▶ [What the task asks]
Find the string "this" in the data, then copy every line where it is found.

Collection entries:
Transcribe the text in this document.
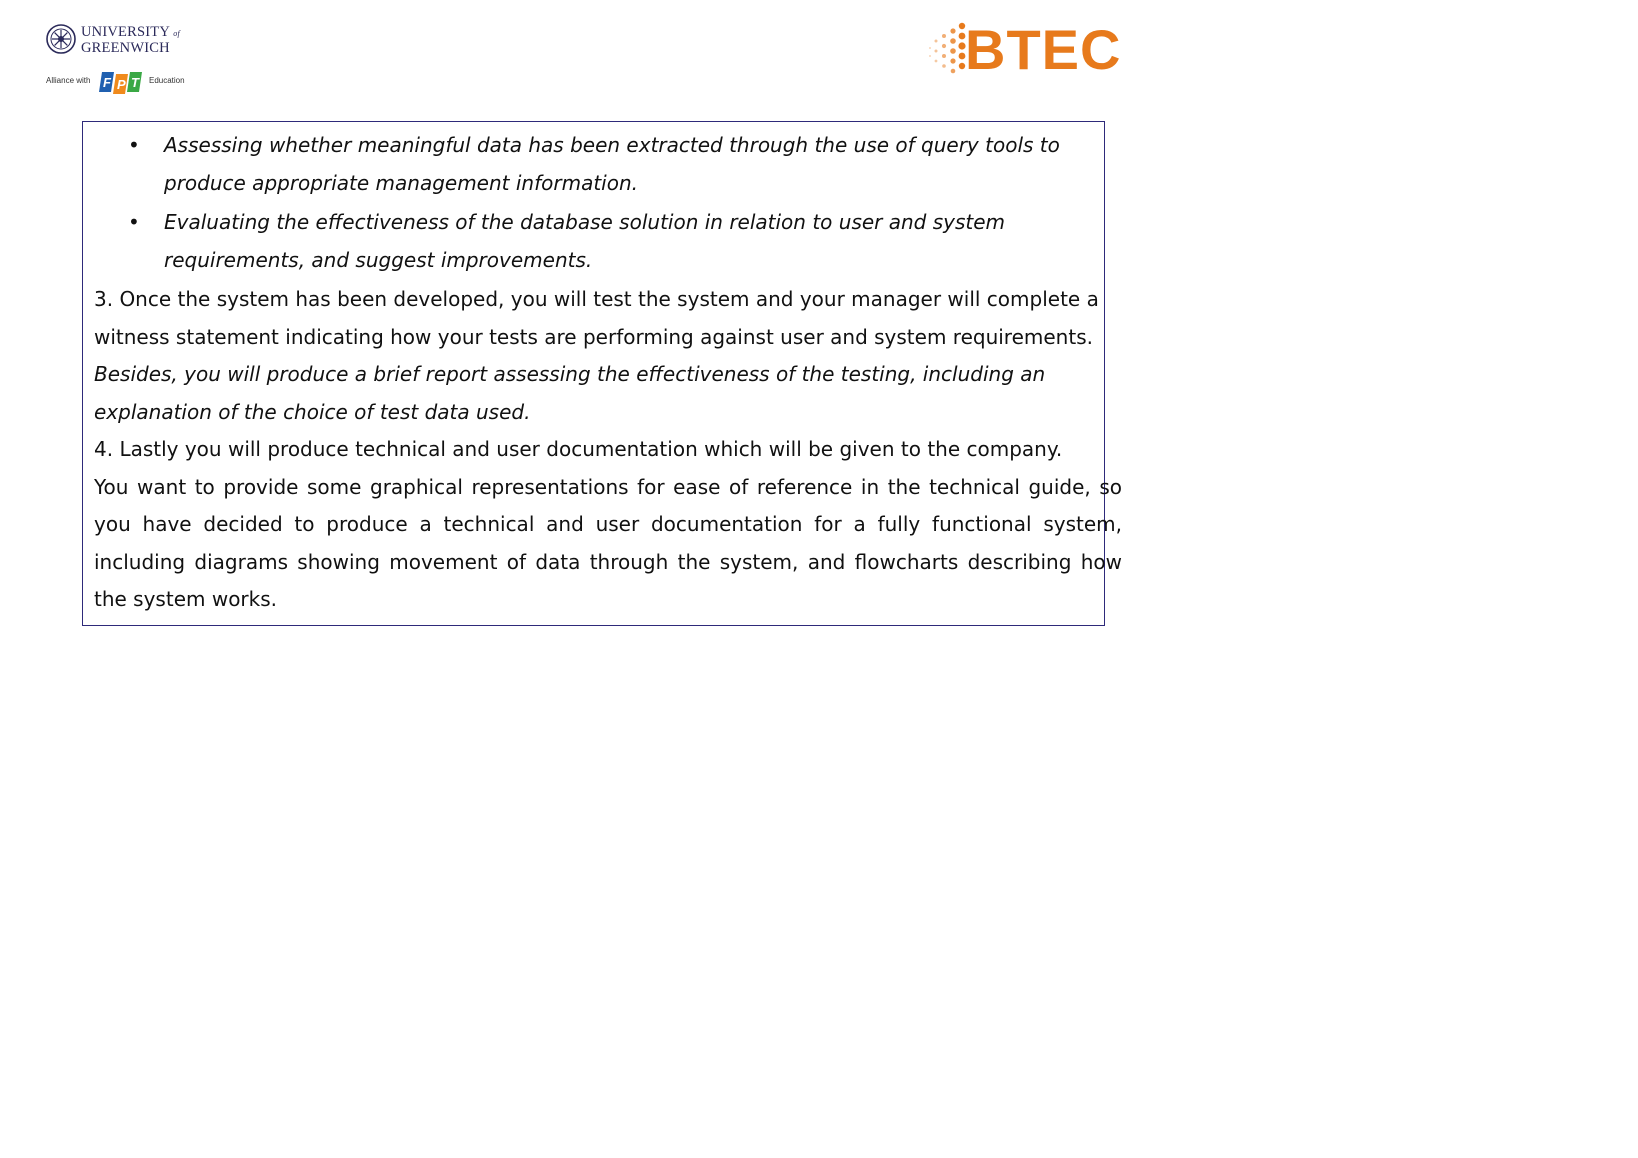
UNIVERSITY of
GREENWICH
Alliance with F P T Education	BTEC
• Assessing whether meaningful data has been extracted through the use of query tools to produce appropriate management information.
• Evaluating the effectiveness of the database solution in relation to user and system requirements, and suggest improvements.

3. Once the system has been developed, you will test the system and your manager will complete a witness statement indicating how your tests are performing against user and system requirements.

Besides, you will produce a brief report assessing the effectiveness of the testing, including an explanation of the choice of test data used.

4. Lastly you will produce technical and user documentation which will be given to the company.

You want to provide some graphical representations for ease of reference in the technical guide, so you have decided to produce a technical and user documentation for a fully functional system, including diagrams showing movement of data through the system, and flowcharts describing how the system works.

* * *

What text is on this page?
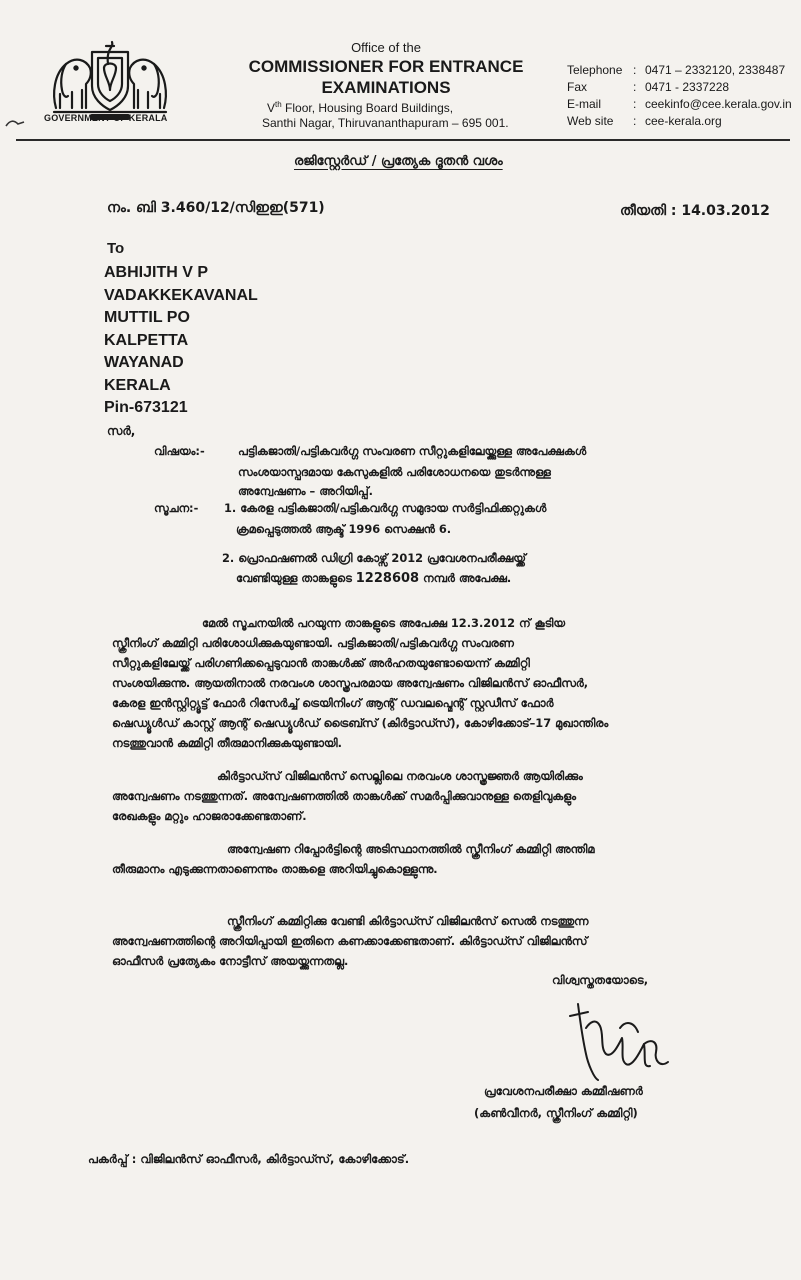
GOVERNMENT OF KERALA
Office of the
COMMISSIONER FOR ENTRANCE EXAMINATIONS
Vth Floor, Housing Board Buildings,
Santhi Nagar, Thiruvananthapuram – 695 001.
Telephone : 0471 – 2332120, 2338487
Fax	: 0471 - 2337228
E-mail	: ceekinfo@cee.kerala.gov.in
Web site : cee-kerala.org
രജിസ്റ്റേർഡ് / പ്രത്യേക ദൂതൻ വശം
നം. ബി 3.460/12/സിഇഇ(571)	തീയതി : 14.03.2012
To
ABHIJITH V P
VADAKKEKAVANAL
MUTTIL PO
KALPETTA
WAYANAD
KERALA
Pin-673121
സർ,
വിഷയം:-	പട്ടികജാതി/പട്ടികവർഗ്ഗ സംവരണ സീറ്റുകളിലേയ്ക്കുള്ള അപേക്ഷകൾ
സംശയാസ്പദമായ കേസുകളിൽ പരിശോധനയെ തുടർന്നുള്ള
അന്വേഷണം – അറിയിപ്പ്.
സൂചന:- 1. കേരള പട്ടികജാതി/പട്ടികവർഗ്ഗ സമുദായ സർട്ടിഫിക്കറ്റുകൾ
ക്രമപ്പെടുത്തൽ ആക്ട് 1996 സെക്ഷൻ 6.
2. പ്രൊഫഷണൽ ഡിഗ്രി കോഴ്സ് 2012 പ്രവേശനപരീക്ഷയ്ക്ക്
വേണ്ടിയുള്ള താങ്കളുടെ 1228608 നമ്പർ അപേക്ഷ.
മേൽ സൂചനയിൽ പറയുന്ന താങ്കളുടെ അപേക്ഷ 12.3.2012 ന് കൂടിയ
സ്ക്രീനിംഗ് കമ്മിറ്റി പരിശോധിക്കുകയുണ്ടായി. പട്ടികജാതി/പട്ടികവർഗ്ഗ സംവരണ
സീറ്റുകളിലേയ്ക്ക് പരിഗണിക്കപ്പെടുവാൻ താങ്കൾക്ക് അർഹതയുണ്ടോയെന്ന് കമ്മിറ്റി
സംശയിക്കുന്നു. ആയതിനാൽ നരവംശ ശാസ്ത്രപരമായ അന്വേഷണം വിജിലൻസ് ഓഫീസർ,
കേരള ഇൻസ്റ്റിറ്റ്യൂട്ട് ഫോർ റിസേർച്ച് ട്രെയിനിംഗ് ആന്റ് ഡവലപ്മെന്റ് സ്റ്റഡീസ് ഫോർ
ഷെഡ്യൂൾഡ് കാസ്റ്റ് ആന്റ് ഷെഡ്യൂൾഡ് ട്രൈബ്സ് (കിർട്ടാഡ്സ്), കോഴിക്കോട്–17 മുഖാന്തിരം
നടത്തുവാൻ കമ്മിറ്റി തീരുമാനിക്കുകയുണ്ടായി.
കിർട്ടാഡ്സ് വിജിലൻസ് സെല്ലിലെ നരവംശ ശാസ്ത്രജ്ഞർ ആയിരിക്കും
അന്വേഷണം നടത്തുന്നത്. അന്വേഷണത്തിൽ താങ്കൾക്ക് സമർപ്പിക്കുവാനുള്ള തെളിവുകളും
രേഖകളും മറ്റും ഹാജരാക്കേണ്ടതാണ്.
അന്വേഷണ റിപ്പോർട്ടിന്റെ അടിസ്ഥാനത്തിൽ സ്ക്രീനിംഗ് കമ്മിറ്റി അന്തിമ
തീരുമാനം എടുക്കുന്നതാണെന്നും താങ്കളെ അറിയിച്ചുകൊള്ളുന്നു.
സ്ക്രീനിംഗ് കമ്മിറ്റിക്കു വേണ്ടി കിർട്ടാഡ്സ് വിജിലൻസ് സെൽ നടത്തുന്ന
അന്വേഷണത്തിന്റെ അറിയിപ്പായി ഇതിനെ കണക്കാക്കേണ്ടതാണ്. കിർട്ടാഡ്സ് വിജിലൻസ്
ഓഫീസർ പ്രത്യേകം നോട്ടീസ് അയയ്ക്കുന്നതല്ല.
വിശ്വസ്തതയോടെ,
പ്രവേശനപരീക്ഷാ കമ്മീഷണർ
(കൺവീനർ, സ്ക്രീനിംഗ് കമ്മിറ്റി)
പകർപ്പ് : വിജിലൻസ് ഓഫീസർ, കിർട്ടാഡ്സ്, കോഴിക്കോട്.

▶ [Exercise answer]
Transcribe the text in this document.
What text is on this page?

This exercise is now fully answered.